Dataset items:
-*-*-

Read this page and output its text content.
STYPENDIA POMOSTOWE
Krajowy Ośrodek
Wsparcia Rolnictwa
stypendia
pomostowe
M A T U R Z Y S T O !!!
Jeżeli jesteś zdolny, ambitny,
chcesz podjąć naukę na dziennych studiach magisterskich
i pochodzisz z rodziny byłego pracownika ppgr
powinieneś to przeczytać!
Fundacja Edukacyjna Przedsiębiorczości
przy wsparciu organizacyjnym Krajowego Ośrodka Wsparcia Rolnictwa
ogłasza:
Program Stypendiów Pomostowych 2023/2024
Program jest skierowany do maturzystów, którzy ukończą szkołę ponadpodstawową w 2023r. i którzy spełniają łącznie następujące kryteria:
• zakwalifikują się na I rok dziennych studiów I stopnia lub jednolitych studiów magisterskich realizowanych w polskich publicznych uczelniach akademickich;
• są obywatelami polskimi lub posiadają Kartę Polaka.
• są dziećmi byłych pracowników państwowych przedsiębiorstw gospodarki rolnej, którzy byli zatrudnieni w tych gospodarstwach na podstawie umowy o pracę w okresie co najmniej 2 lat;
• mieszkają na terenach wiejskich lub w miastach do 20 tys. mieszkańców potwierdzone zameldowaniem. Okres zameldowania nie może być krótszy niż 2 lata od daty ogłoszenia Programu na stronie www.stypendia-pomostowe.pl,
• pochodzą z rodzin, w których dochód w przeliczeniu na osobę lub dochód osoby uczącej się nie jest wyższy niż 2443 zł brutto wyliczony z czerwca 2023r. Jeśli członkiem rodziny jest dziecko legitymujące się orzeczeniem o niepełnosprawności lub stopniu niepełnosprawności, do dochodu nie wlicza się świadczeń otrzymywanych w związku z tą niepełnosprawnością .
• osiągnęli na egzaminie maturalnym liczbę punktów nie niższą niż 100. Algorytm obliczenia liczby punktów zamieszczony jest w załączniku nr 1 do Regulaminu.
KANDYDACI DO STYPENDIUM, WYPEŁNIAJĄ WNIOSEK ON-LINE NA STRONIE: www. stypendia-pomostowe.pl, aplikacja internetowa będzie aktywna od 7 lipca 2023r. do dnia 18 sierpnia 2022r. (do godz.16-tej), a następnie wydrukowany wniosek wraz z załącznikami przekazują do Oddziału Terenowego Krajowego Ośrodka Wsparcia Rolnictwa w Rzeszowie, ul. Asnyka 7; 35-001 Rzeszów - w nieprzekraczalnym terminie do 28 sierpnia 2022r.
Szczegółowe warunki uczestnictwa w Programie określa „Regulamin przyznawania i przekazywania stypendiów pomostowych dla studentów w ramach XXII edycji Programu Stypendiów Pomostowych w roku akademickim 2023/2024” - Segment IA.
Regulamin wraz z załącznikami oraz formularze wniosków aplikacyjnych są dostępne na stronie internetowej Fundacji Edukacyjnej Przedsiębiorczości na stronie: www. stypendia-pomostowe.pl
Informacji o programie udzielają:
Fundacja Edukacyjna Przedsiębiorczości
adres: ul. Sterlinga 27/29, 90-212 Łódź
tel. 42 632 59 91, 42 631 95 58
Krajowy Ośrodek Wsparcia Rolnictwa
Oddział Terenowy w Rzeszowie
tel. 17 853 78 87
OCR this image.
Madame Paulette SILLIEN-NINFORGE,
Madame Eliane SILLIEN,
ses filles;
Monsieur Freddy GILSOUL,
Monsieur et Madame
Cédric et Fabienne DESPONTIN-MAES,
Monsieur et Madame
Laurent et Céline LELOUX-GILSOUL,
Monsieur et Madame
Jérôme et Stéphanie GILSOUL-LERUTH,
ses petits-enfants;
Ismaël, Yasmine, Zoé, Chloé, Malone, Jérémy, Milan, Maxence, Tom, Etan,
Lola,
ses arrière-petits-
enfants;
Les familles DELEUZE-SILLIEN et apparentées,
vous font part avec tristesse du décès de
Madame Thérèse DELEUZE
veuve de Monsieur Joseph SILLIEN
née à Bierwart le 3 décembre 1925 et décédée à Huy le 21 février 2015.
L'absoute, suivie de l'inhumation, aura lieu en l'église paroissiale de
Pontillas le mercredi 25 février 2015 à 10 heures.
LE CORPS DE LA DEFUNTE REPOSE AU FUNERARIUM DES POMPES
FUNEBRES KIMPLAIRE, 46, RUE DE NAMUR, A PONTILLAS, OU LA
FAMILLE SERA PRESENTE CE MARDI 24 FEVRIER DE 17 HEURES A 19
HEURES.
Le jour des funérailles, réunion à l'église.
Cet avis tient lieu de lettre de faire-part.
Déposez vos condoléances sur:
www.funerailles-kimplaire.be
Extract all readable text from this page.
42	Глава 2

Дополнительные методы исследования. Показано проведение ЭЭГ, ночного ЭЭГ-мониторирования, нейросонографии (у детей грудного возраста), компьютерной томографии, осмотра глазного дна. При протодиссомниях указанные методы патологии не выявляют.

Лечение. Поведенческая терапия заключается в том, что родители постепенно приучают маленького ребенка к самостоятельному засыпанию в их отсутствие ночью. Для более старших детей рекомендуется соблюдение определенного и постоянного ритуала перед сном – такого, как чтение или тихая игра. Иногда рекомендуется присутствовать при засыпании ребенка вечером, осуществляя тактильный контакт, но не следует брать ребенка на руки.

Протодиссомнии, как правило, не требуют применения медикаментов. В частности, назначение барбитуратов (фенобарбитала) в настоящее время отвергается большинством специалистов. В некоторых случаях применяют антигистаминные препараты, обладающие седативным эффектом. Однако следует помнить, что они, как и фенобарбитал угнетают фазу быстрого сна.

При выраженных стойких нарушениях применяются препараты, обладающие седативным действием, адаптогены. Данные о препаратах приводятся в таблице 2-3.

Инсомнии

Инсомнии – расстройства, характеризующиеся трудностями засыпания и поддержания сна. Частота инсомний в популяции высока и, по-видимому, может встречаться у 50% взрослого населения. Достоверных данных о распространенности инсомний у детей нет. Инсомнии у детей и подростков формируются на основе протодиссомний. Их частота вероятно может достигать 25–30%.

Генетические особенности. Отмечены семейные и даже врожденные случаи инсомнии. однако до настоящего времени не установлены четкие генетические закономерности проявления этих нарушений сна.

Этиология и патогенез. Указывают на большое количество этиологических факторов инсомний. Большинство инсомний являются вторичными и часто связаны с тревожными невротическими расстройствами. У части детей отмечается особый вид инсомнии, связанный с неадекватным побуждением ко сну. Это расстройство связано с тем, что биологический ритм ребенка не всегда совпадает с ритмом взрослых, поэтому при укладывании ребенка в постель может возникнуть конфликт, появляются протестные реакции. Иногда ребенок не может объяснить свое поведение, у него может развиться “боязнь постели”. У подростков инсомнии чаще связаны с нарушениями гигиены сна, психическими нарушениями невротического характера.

-*-*-

Copy out every line of the listing that contains the string "magisterskich".

chcesz podjąć naukę na dziennych studiach magisterskich
• zakwalifikują się na I rok dziennych studiów I stopnia lub jednolitych studiów magisterskich realizowanych w polskich publicznych uczelniach akademickich;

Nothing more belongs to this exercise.